##### INPUT DATA #####

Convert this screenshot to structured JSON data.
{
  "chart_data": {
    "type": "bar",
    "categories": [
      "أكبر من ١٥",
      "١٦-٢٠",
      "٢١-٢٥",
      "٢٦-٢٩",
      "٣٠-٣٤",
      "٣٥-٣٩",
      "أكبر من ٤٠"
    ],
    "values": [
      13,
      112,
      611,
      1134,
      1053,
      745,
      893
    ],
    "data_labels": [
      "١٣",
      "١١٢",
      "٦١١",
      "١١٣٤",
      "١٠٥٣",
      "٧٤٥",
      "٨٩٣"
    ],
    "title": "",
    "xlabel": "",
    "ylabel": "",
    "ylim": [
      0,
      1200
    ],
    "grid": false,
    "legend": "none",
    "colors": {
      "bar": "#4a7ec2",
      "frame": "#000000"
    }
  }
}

#####

Return the lines above exactly, keeping every word.

Convert this screenshot to structured JSON data.
{
  "chart_data": {
    "type": "bar",
    "categories": [
      "أكبر من ١٥",
      "١٦-٢٠",
      "٢١-٢٥",
      "٢٦-٢٩",
      "٣٠-٣٤",
      "٣٥-٣٩",
      "أكبر من ٤٠"
    ],
    "values": [
      13,
      112,
      611,
      1134,
      1053,
      745,
      893
    ],
    "data_labels": [
      "١٣",
      "١١٢",
      "٦١١",
      "١١٣٤",
      "١٠٥٣",
      "٧٤٥",
      "٨٩٣"
    ],
    "title": "",
    "xlabel": "",
    "ylabel": "",
    "ylim": [
      0,
      1200
    ],
    "grid": false,
    "legend": "none",
    "colors": {
      "bar": "#4a7ec2",
      "frame": "#000000"
    }
  }
}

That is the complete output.